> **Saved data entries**
::::::
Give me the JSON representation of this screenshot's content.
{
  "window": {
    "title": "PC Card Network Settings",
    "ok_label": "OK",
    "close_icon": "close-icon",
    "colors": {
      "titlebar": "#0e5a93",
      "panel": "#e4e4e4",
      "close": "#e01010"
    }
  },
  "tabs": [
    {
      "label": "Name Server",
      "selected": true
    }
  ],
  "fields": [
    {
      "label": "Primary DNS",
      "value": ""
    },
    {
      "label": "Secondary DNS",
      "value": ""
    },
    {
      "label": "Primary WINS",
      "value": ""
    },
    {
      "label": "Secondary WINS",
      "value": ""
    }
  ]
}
::::::
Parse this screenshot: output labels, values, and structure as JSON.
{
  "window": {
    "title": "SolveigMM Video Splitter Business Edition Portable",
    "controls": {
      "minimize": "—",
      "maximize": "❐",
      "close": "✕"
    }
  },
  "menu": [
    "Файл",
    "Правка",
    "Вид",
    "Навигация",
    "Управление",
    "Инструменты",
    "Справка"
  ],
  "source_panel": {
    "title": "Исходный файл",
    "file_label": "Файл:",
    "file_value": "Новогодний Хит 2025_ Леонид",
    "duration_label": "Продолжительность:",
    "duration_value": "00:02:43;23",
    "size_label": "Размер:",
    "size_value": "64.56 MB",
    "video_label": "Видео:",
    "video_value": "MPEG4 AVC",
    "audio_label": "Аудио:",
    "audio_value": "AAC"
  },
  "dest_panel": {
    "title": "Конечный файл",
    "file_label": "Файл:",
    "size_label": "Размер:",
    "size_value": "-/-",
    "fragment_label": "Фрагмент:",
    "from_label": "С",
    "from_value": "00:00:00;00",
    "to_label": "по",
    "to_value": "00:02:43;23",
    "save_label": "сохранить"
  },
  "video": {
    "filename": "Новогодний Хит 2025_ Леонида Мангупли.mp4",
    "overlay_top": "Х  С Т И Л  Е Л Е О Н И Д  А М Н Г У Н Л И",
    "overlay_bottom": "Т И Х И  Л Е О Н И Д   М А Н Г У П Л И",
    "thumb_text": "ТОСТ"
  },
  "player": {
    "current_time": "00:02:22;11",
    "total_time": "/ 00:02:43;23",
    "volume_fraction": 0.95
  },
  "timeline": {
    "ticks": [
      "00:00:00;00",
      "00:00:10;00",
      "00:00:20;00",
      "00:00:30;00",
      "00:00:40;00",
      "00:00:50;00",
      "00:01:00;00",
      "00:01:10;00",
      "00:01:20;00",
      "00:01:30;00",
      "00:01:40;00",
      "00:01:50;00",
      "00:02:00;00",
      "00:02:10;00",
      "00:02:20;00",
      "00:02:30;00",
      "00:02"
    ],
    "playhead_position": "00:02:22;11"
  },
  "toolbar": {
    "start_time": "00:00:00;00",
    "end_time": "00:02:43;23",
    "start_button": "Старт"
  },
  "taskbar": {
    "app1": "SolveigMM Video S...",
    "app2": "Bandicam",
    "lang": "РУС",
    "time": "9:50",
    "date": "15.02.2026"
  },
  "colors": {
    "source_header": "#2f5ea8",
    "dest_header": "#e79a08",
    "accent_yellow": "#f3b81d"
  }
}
::::::
> **TASK DESCRIPTION**
Look through the entries above for the word "close". Copy every line where it shows up.

> **RESPONSE TO THE TASK**
    "close_icon": "close-icon",
      "close": "#e01010"
      "close": "✕"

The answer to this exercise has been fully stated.